The problem: Search the data below for the word "JSON" and copy each line that holds it.

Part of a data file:
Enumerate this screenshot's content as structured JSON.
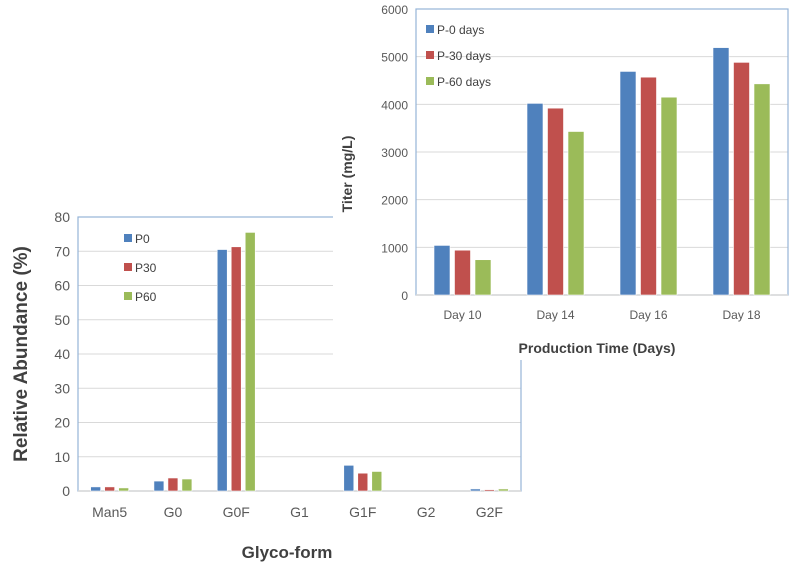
{
  "chart_data": [
    {
      "type": "bar",
      "xlabel": "Glyco-form",
      "ylabel": "Relative Abundance (%)",
      "categories": [
        "Man5",
        "G0",
        "G0F",
        "G1",
        "G1F",
        "G2",
        "G2F"
      ],
      "ylim": [
        0,
        80
      ],
      "yticks": [
        0,
        10,
        20,
        30,
        40,
        50,
        60,
        70,
        80
      ],
      "grid": true,
      "legend": "top-left",
      "series": [
        {
          "name": "P0",
          "color": "#4f81bd",
          "values": [
            1.2,
            2.9,
            70.5,
            0,
            7.5,
            0,
            0.6
          ]
        },
        {
          "name": "P30",
          "color": "#c0504d",
          "values": [
            1.2,
            3.8,
            71.3,
            0,
            5.2,
            0,
            0.4
          ]
        },
        {
          "name": "P60",
          "color": "#9bbb59",
          "values": [
            0.9,
            3.5,
            75.5,
            0,
            5.7,
            0,
            0.6
          ]
        }
      ]
    },
    {
      "type": "bar",
      "xlabel": "Production Time (Days)",
      "ylabel": "Titer (mg/L)",
      "categories": [
        "Day 10",
        "Day 14",
        "Day 16",
        "Day 18"
      ],
      "ylim": [
        0,
        6000
      ],
      "yticks": [
        0,
        1000,
        2000,
        3000,
        4000,
        5000,
        6000
      ],
      "grid": true,
      "legend": "top-left",
      "series": [
        {
          "name": "P-0 days",
          "color": "#4f81bd",
          "values": [
            1040,
            4020,
            4690,
            5190
          ]
        },
        {
          "name": "P-30 days",
          "color": "#c0504d",
          "values": [
            940,
            3920,
            4570,
            4880
          ]
        },
        {
          "name": "P-60 days",
          "color": "#9bbb59",
          "values": [
            740,
            3430,
            4150,
            4430
          ]
        }
      ]
    }
  ]
}
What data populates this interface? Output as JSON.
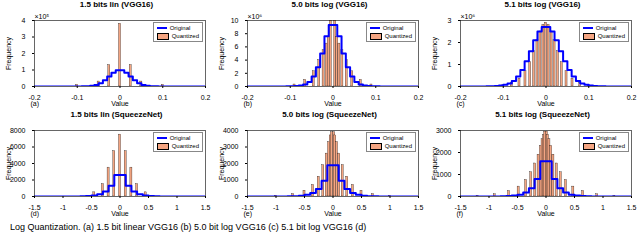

Response to the task:
Enumerate this screenshot's content as structured JSON.
What data populates this interface? Output as JSON.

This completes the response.